> [TASK GOAL] Pull every "эффективности" line out of the data below.

--- BEGIN ---

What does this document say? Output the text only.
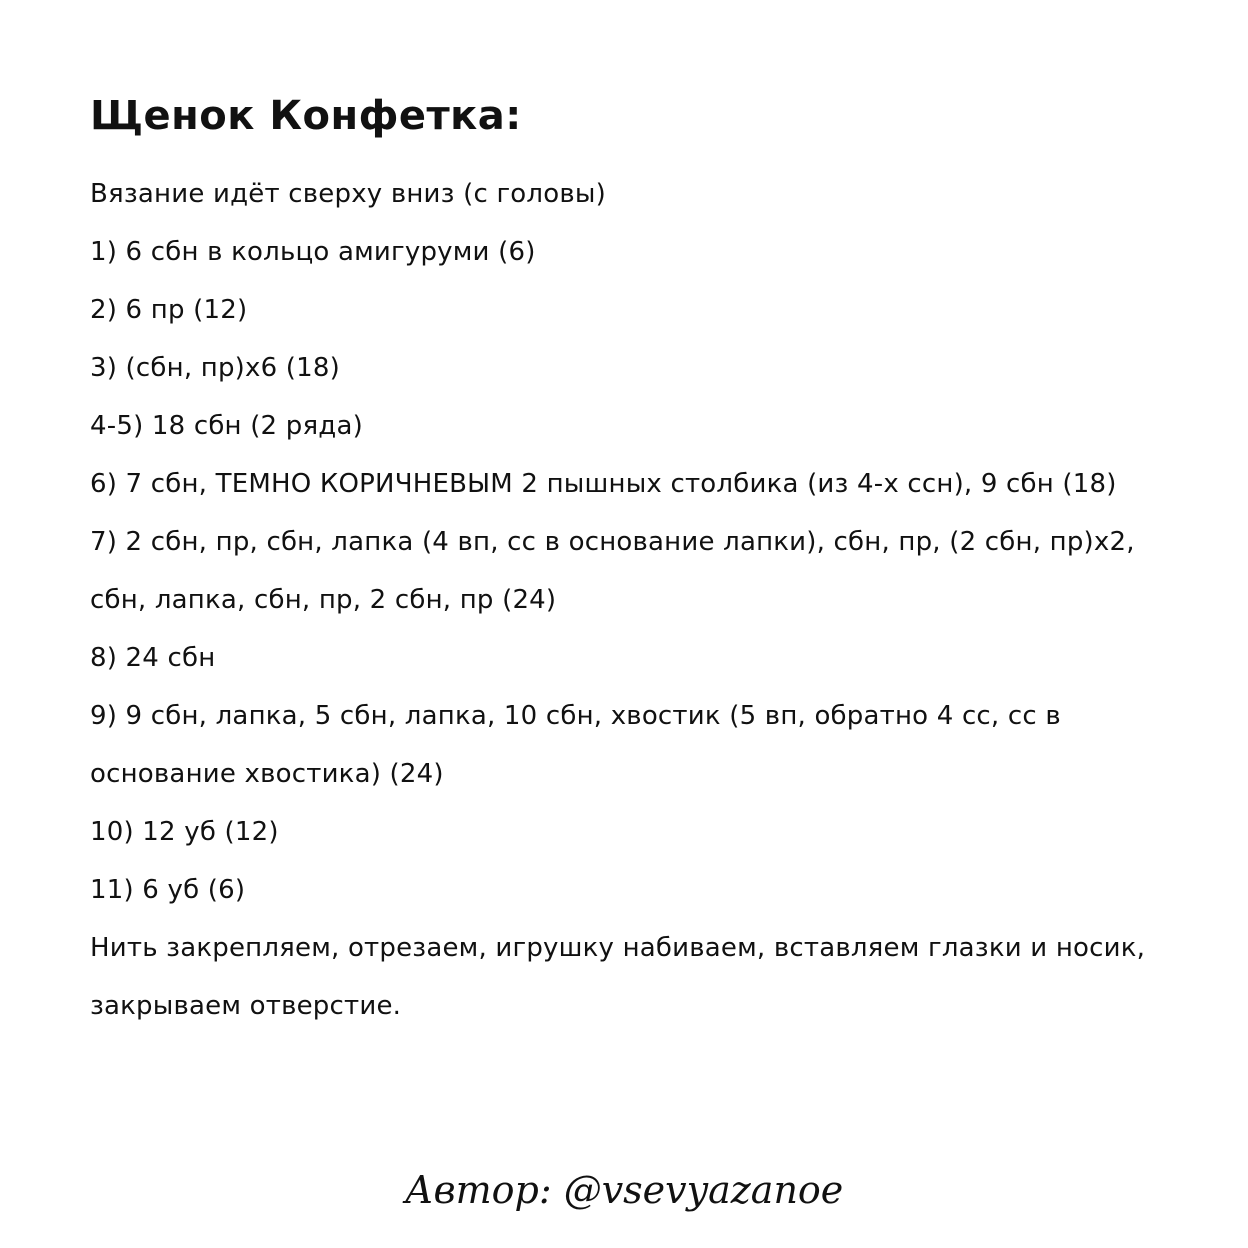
Щенок Конфетка:
Вязание идёт сверху вниз (с головы)
1) 6 сбн в кольцо амигуруми (6)
2) 6 пр (12)
3) (сбн, пр)х6 (18)
4-5) 18 сбн (2 ряда)
6) 7 сбн, ТЕМНО КОРИЧНЕВЫМ 2 пышных столбика (из 4-х ссн), 9 сбн (18)
7) 2 сбн, пр, сбн, лапка (4 вп, сс в основание лапки), сбн, пр, (2 сбн, пр)х2, сбн, лапка, сбн, пр, 2 сбн, пр (24)
8) 24 сбн
9) 9 сбн, лапка, 5 сбн, лапка, 10 сбн, хвостик (5 вп, обратно 4 сс, сс в основание хвостика) (24)
10) 12 уб (12)
11) 6 уб (6)
Нить закрепляем, отрезаем, игрушку набиваем, вставляем глазки и носик, закрываем отверстие.
Автор: @vsevyazanoe
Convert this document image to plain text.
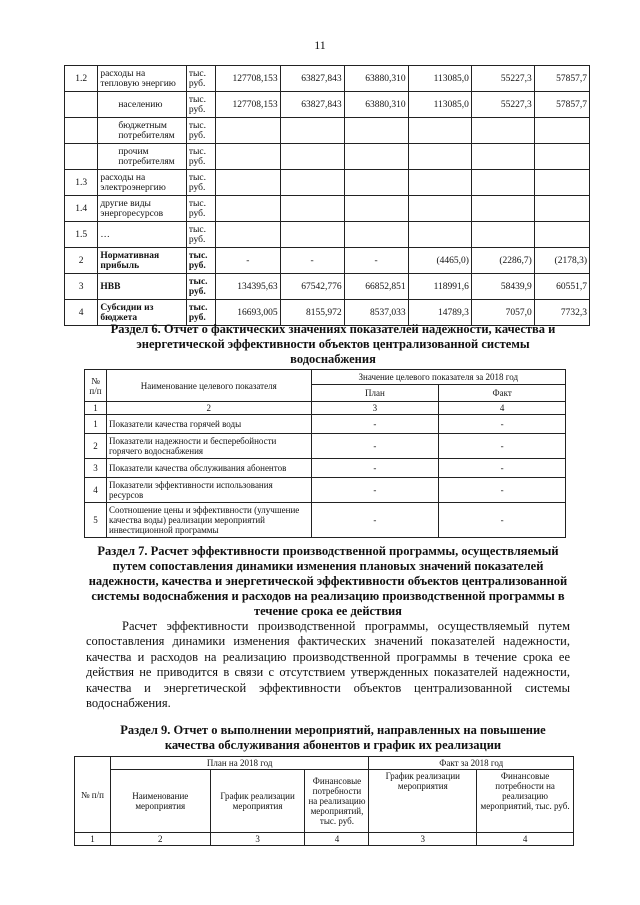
11
1.2	расходы на тепловую энергию	тыс. руб.	127708,153	63827,843	63880,310	113085,0	55227,3	57857,7
	населению	тыс. руб.	127708,153	63827,843	63880,310	113085,0	55227,3	57857,7
	бюджетным потребителям	тыс. руб.						
	прочим потребителям	тыс. руб.						
1.3	расходы на электроэнергию	тыс. руб.						
1.4	другие виды энергоресурсов	тыс. руб.						
1.5	…	тыс. руб.						
2	Нормативная прибыль	тыс. руб.	-	-	-	(4465,0)	(2286,7)	(2178,3)
3	НВВ	тыс. руб.	134395,63	67542,776	66852,851	118991,6	58439,9	60551,7
4	Субсидии из бюджета	тыс. руб.	16693,005	8155,972	8537,033	14789,3	7057,0	7732,3
Раздел 6. Отчет о фактических значениях показателей надежности, качества и энергетической эффективности объектов централизованной системы водоснабжения
№ п/п	Наименование целевого показателя	Значение целевого показателя за 2018 год	
		План	Факт
1	2	3	4
1	Показатели качества горячей воды	-	-
2	Показатели надежности и бесперебойности горячего водоснабжения	-	-
3	Показатели качества обслуживания абонентов	-	-
4	Показатели эффективности использования ресурсов	-	-
5	Соотношение цены и эффективности (улучшение качества воды) реализации мероприятий инвестиционной программы	-	-
Раздел 7. Расчет эффективности производственной программы, осуществляемый путем сопоставления динамики изменения плановых значений показателей надежности, качества и энергетической эффективности объектов централизованной системы водоснабжения и расходов на реализацию производственной программы в течение срока ее действия
Расчет эффективности производственной программы, осуществляемый путем сопоставления динамики изменения фактических значений показателей надежности, качества и расходов на реализацию производственной программы в течение срока ее действия не приводится в связи с отсутствием утвержденных показателей надежности, качества и энергетической эффективности объектов централизованной системы водоснабжения.
Раздел 9. Отчет о выполнении мероприятий, направленных на повышение качества обслуживания абонентов и график их реализации
№ п/п	План на 2018 год			Факт за 2018 год	
	Наименование мероприятия	График реализации мероприятия	Финансовые потребности на реализацию мероприятий, тыс. руб.	График реализации мероприятия	Финансовые потребности на реализацию мероприятий, тыс. руб.
1	2	3	4	3	4
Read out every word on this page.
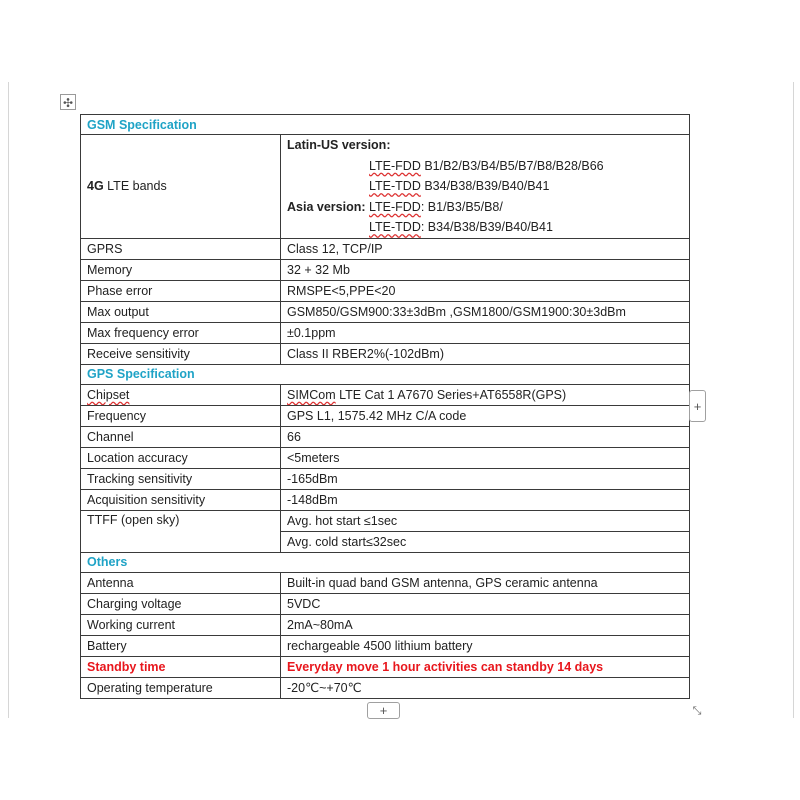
✣
GSM Specification	
4G LTE bands	Latin-US version:
LTE-FDD B1/B2/B3/B4/B5/B7/B8/B28/B66
LTE-TDD B34/B38/B39/B40/B41
Asia version: LTE-FDD: B1/B3/B5/B8/
LTE-TDD: B34/B38/B39/B40/B41

GPRS	Class 12, TCP/IP
Memory	32 + 32 Mb
Phase error	RMSPE<5,PPE<20
Max output	GSM850/GSM900:33±3dBm ,GSM1800/GSM1900:30±3dBm
Max frequency error	±0.1ppm
Receive sensitivity	Class II RBER2%(-102dBm)
GPS Specification	
Chipset	SIMCom LTE Cat 1 A7670 Series+AT6558R(GPS)
Frequency	GPS L1, 1575.42 MHz C/A code
Channel	66
Location accuracy	<5meters
Tracking sensitivity	-165dBm
Acquisition sensitivity	-148dBm
TTFF (open sky)	Avg. hot start ≤1sec
	Avg. cold start≤32sec
Others	
Antenna	Built-in quad band GSM antenna, GPS ceramic antenna
Charging voltage	5VDC
Working current	2mA~80mA
Battery	rechargeable 4500 lithium battery
Standby time	Everyday move 1 hour activities can standby 14 days
Operating temperature	-20℃~+70℃
+
+	⤡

--- END ---

> [RESULT FOR THIS EXERCISE]
Раздел 6. Отчет о фактических значениях показателей надежности, качества и энергетической эффективности объектов централизованной системы водоснабжения
4	Показатели эффективности использования ресурсов	-	-
5	Соотношение цены и эффективности (улучшение качества воды) реализации мероприятий инвестиционной программы	-	-
Раздел 7. Расчет эффективности производственной программы, осуществляемый путем сопоставления динамики изменения плановых значений показателей надежности, качества и энергетической эффективности объектов централизованной системы водоснабжения и расходов на реализацию производственной программы в течение срока ее действия
Расчет эффективности производственной программы, осуществляемый путем сопоставления динамики изменения фактических значений показателей надежности, качества и расходов на реализацию производственной программы в течение срока ее действия не приводится в связи с отсутствием утвержденных показателей надежности, качества и энергетической эффективности объектов централизованной системы водоснабжения.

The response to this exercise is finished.